**Written request**. Pull every line with the word "method" out of the entries below.

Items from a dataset
########################################
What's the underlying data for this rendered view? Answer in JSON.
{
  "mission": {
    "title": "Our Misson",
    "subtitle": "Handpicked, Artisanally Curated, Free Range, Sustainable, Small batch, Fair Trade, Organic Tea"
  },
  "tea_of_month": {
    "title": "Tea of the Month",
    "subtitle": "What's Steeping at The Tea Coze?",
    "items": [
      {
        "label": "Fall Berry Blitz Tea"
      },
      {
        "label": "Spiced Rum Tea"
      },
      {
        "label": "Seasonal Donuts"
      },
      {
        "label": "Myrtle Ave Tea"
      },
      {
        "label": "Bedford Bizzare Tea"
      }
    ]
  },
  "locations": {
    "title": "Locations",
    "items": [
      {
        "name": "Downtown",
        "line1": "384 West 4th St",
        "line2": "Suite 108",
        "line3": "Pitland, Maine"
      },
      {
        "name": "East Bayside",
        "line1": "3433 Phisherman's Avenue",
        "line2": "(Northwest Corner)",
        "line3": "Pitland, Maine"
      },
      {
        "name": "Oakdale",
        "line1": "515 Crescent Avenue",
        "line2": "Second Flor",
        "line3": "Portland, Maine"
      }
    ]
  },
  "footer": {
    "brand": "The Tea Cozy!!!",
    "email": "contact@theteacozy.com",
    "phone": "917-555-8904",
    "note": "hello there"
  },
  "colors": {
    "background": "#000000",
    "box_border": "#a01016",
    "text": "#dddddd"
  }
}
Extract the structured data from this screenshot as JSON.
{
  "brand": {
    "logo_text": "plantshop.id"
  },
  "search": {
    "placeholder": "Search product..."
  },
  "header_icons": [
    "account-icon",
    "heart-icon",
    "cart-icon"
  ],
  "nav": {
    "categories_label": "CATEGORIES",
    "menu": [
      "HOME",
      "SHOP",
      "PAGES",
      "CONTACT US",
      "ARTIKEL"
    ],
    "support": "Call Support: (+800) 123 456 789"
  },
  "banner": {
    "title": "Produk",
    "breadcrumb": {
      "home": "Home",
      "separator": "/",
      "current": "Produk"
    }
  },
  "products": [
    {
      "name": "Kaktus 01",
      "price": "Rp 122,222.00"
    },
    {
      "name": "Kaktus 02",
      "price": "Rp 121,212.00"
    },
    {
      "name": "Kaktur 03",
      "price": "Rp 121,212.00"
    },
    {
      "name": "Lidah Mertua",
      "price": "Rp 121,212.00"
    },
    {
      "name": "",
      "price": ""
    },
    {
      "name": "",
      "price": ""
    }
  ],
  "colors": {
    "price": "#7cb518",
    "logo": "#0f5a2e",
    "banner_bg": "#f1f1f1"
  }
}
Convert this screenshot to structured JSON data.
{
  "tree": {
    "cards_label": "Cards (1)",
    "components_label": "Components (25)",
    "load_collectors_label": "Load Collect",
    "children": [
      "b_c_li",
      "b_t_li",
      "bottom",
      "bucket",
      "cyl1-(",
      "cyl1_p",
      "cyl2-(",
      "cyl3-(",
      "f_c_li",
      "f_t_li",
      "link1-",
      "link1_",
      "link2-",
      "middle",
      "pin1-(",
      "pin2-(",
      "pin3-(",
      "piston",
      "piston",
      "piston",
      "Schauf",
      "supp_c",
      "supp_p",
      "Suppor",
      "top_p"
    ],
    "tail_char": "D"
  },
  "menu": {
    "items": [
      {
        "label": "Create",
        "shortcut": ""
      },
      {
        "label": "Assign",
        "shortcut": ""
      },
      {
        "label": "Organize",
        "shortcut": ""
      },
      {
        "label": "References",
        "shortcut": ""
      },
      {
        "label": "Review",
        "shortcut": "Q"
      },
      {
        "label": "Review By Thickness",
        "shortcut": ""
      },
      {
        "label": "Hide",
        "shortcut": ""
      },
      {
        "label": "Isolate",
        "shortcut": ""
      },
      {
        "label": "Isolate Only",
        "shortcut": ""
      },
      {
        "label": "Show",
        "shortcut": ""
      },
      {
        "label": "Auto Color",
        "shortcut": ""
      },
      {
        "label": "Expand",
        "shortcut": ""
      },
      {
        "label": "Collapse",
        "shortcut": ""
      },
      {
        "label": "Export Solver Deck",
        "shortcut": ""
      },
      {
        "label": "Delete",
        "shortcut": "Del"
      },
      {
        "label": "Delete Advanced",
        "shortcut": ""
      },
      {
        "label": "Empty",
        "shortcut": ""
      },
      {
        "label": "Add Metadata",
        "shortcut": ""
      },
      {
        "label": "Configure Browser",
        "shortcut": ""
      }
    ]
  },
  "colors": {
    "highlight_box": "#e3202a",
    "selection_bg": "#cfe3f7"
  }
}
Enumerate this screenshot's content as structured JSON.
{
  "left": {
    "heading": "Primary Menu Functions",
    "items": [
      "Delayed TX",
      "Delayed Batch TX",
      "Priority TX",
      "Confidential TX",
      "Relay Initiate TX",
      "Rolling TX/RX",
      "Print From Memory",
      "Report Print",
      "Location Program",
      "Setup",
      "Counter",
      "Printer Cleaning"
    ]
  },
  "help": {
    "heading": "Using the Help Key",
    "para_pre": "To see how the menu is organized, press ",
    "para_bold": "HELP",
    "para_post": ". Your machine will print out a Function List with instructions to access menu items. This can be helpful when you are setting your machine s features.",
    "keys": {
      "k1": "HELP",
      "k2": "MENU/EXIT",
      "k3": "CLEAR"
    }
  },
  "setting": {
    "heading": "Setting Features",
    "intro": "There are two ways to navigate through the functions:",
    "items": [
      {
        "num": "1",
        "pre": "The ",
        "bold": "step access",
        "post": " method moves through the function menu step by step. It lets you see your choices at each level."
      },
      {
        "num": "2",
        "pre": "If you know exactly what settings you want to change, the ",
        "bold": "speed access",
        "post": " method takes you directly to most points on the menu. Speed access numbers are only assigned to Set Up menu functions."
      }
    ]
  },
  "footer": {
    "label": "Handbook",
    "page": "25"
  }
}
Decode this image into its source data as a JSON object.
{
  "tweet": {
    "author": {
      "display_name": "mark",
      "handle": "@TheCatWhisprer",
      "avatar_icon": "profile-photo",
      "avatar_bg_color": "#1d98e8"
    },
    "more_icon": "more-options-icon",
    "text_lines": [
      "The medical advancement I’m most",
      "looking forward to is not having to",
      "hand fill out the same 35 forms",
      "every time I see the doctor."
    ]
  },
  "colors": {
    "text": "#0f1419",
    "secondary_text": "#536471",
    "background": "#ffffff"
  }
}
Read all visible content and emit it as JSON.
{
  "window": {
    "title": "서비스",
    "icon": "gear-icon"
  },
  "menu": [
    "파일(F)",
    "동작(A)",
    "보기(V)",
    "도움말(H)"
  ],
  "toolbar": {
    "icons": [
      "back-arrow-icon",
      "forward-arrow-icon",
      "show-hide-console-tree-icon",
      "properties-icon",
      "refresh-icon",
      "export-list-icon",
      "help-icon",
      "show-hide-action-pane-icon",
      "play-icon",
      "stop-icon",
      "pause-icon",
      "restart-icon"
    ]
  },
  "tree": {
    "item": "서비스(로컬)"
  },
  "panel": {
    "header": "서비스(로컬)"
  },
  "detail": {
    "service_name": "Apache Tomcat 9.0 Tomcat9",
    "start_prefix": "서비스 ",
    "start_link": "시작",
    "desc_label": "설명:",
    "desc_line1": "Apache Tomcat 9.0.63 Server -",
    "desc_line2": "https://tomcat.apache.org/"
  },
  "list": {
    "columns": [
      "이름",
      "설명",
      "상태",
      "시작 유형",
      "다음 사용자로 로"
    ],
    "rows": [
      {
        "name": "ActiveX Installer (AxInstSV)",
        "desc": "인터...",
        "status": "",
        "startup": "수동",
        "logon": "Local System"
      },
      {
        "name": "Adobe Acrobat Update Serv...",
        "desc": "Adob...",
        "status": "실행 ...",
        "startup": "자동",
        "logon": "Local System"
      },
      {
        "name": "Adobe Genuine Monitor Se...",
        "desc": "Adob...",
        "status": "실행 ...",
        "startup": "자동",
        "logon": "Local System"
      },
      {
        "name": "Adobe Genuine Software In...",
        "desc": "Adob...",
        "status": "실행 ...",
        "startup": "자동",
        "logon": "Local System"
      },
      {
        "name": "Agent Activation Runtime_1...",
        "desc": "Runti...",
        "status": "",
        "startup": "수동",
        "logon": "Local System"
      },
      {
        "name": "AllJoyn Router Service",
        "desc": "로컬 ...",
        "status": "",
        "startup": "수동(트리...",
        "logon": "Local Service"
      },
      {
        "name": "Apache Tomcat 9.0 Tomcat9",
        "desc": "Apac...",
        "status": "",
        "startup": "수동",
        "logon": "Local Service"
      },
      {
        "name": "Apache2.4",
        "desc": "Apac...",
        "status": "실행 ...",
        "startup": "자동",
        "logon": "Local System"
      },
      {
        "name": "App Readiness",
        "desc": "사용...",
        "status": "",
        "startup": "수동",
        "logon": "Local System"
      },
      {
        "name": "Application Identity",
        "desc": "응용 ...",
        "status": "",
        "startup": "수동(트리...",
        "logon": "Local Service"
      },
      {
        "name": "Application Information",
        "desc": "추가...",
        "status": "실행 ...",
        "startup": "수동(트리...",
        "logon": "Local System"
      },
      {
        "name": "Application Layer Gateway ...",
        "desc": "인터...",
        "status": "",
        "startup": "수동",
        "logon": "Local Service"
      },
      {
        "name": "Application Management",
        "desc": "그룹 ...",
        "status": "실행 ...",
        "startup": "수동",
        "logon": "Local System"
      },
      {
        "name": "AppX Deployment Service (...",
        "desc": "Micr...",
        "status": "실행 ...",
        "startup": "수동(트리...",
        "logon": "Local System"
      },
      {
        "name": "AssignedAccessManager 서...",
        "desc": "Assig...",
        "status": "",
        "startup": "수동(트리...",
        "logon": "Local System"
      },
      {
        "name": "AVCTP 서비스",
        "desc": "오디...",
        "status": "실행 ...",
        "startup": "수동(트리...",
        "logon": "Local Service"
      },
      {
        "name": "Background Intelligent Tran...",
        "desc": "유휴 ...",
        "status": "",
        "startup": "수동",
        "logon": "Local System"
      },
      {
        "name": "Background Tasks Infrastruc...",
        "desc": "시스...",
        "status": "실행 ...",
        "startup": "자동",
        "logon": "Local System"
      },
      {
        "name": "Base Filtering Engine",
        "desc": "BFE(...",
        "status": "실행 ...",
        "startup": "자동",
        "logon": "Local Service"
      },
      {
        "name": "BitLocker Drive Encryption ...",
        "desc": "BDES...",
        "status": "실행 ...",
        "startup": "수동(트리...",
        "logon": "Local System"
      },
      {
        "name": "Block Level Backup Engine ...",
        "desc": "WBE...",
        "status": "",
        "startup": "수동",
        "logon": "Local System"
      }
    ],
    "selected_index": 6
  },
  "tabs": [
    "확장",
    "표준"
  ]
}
########################################
**Written response**.
        "post": " method moves through the function menu step by step. It lets you see your choices at each level."
        "post": " method takes you directly to most points on the menu. Speed access numbers are only assigned to Set Up menu functions."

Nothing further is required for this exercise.